▸ What is required:
In the data below, find every line that has the string "Pinocchio", and copy it.

(Data records)
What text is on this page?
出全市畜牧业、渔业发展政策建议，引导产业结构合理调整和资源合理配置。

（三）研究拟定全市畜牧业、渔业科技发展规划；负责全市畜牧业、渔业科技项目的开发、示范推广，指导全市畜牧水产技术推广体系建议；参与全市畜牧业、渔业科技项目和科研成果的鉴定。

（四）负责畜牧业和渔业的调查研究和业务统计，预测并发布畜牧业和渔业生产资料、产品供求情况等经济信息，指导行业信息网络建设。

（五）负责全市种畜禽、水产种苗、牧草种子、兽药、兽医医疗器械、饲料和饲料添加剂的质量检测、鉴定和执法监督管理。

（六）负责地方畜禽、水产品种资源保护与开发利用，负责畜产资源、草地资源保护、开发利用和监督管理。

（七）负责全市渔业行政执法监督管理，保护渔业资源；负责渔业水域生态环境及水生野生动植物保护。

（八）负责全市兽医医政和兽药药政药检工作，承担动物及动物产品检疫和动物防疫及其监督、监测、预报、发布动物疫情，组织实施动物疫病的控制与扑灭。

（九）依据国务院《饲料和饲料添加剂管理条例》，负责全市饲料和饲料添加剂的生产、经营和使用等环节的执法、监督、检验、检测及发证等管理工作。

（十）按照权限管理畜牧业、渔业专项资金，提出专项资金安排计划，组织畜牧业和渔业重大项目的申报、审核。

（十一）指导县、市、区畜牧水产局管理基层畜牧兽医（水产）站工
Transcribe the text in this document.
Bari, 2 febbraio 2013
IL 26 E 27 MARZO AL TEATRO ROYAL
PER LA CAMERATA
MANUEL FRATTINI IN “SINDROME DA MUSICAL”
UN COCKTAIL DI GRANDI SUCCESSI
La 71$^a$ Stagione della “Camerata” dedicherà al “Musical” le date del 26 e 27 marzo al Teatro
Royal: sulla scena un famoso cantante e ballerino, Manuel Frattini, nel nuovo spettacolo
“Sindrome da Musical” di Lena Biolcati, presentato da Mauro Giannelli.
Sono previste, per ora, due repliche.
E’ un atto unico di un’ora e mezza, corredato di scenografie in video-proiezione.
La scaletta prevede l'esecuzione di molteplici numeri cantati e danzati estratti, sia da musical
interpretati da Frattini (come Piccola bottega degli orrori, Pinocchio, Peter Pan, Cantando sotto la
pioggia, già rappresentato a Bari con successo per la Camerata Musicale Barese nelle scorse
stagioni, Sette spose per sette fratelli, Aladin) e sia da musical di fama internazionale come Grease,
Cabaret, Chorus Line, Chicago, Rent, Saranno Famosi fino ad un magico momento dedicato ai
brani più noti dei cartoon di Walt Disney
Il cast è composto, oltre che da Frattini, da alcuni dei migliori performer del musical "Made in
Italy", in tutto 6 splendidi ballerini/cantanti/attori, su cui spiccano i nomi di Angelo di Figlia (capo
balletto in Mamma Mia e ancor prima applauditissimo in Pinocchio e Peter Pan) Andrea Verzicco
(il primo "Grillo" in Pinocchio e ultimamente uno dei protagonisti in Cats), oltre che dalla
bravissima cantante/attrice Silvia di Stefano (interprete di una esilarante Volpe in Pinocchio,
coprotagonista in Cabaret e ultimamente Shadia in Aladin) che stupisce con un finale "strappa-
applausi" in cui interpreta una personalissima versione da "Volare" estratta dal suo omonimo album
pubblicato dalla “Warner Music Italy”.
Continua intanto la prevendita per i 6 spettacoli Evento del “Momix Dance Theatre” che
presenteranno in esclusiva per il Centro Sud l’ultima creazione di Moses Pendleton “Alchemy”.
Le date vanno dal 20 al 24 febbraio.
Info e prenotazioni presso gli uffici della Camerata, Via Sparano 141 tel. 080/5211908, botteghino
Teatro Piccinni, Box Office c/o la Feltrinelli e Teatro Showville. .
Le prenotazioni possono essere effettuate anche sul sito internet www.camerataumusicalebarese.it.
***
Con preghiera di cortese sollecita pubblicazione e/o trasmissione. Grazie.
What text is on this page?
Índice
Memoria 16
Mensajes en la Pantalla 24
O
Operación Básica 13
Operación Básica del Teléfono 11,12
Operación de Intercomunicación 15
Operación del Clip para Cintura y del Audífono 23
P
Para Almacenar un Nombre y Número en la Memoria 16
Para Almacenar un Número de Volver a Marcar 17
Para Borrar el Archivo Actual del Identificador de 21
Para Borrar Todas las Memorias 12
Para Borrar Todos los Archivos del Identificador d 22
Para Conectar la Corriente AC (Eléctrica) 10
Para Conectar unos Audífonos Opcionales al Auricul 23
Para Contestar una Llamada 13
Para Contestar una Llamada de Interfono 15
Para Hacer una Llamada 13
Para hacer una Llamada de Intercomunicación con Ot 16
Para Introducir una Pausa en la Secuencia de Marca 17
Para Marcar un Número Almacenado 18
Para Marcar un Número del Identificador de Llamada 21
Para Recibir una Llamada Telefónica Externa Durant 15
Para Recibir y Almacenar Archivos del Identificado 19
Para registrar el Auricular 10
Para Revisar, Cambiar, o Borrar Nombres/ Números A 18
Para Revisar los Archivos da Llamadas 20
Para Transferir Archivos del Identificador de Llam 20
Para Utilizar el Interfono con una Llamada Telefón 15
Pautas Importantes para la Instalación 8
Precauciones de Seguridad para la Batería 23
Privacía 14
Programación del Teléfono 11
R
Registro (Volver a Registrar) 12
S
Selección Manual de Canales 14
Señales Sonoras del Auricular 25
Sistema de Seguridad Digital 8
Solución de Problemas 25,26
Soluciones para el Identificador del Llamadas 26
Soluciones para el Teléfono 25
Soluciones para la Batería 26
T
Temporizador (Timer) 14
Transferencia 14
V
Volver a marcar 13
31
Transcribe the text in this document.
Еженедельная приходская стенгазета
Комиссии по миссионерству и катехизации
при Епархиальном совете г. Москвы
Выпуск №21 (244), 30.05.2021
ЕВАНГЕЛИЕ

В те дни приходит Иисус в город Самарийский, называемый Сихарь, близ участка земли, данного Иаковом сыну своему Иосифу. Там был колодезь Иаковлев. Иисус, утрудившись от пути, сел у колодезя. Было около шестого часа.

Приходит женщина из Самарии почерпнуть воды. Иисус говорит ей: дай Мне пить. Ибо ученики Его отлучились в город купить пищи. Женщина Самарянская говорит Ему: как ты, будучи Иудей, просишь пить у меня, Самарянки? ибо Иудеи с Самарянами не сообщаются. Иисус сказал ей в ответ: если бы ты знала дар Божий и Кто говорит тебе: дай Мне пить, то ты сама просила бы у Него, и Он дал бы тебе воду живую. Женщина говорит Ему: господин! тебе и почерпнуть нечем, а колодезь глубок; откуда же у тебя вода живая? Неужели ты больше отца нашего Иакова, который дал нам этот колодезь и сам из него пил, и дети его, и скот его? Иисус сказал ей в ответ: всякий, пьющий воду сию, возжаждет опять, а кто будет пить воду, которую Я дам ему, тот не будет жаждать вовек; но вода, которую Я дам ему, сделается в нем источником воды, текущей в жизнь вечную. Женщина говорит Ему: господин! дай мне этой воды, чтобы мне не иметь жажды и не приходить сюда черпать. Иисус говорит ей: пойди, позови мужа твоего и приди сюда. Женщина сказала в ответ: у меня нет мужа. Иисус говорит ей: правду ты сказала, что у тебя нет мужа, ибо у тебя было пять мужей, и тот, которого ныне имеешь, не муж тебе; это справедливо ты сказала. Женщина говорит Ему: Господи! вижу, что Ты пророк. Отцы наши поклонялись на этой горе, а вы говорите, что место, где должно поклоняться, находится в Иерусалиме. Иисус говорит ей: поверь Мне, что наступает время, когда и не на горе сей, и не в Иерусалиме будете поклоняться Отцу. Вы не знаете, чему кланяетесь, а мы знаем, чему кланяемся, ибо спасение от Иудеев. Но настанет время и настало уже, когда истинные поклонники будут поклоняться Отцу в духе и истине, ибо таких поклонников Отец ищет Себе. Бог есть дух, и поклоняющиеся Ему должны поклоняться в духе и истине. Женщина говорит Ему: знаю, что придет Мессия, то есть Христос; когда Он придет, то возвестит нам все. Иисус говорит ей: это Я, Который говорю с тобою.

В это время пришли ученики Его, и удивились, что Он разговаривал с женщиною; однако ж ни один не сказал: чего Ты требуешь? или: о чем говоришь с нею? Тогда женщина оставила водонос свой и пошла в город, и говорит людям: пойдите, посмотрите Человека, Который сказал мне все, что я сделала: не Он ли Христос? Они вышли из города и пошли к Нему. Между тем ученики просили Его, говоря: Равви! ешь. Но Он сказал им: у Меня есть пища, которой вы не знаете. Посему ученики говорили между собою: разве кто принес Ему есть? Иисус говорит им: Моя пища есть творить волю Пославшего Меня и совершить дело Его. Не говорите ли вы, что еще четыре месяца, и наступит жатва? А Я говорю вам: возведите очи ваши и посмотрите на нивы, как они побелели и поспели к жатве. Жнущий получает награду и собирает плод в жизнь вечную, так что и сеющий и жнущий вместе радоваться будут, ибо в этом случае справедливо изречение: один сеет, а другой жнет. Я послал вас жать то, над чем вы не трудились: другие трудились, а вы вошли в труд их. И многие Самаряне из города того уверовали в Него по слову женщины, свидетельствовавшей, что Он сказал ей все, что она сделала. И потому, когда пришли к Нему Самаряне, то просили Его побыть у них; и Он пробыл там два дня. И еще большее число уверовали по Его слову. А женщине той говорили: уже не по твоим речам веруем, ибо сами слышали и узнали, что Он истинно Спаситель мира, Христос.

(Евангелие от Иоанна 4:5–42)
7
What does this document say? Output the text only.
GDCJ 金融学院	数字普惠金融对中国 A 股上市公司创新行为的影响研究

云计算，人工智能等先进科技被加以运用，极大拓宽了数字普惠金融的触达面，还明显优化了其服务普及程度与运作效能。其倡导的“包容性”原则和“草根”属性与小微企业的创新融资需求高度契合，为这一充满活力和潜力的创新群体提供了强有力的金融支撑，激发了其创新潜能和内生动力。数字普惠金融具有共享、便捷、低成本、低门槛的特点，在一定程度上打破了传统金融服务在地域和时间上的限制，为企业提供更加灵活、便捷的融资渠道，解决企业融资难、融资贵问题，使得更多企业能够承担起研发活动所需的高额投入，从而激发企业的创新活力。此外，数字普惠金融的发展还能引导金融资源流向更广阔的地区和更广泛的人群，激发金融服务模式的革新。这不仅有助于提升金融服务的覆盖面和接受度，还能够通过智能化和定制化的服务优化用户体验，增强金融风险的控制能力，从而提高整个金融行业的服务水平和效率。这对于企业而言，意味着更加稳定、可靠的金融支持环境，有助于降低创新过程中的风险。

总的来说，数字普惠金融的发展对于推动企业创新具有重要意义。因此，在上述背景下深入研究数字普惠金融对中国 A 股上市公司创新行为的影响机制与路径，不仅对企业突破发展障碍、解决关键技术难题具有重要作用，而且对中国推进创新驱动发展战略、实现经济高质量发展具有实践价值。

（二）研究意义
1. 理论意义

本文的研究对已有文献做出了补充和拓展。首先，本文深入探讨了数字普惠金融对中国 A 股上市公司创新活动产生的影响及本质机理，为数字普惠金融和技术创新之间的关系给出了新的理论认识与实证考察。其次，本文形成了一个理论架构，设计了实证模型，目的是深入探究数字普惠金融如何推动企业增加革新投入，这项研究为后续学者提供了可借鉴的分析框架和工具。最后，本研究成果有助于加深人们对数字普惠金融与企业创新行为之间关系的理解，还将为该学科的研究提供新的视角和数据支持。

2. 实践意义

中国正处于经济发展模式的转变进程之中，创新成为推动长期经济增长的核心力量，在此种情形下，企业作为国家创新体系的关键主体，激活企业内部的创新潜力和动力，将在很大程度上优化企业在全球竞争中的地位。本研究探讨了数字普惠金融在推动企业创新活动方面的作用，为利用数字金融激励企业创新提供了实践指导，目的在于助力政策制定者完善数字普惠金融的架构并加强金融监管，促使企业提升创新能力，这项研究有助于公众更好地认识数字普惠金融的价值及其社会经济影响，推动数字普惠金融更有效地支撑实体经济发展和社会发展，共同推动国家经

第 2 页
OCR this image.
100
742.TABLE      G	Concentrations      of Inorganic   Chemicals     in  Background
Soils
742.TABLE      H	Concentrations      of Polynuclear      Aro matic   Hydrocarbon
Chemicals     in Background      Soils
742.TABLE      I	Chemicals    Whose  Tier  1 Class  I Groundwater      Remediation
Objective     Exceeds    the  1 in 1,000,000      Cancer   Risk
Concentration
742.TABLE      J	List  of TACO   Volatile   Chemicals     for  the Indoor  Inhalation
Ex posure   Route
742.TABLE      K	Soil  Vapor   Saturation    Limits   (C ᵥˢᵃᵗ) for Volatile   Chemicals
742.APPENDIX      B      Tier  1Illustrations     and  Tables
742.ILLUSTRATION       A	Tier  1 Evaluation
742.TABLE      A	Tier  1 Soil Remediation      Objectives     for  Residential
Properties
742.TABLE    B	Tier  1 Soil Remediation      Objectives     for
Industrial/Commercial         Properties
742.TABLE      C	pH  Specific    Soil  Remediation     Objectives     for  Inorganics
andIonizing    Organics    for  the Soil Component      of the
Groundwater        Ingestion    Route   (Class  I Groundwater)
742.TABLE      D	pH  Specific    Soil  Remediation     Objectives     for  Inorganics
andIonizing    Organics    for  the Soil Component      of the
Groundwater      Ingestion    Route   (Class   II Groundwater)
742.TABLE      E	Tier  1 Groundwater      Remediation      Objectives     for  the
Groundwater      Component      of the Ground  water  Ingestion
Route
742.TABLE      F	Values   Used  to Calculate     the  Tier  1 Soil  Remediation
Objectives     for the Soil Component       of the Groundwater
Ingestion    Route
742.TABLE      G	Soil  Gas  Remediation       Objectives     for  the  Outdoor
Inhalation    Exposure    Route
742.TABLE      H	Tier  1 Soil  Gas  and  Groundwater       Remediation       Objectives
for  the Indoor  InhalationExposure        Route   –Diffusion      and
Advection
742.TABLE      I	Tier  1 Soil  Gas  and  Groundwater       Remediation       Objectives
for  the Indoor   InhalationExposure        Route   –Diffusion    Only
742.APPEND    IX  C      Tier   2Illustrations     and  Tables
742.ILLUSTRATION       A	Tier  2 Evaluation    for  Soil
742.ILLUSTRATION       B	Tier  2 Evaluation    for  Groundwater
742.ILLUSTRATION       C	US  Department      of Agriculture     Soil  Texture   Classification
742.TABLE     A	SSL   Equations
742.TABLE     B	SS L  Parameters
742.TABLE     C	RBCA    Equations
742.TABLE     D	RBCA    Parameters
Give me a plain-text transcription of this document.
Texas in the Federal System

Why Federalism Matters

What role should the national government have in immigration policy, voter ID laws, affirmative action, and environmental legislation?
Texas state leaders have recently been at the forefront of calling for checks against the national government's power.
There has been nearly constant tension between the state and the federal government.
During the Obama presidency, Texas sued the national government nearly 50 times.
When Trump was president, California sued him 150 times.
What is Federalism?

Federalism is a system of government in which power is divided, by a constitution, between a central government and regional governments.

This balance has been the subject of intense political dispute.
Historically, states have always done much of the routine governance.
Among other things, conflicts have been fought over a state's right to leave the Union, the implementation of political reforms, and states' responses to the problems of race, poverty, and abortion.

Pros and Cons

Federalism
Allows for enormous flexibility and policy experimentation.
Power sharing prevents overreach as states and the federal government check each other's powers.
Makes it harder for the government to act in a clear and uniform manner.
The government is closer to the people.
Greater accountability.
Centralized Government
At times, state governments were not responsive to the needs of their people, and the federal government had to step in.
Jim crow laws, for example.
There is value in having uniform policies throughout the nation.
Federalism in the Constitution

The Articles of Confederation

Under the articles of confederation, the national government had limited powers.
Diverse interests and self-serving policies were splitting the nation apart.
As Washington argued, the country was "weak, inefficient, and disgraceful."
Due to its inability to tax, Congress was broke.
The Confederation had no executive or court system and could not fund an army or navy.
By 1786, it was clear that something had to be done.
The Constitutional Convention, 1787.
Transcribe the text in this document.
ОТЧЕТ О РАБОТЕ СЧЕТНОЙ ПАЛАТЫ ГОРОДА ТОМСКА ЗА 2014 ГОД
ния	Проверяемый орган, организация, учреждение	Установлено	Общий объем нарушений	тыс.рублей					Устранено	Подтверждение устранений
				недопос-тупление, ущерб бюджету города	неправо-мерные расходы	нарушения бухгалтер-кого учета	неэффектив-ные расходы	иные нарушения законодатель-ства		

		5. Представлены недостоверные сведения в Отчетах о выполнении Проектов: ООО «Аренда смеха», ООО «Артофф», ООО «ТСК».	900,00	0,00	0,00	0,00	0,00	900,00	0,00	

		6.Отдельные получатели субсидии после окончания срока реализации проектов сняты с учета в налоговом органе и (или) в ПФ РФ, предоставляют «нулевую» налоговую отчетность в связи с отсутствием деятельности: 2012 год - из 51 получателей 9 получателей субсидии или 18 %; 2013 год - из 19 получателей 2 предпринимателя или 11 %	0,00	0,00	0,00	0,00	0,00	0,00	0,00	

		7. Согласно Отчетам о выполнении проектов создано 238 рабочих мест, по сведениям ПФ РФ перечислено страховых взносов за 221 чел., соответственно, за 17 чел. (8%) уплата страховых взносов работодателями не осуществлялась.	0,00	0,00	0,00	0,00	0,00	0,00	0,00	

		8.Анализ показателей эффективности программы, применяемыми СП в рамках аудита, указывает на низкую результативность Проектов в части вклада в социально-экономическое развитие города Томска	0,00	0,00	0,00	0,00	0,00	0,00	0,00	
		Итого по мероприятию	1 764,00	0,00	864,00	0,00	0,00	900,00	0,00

▸ In response:
interpretati da Frattini (come Piccola bottega degli orrori, Pinocchio, Peter Pan, Cantando sotto la
balletto in Mamma Mia e ancor prima applauditissimo in Pinocchio e Peter Pan) Andrea Verzicco
(il primo "Grillo" in Pinocchio e ultimamente uno dei protagonisti in Cats), oltre che dalla
bravissima cantante/attrice Silvia di Stefano (interprete di una esilarante Volpe in Pinocchio,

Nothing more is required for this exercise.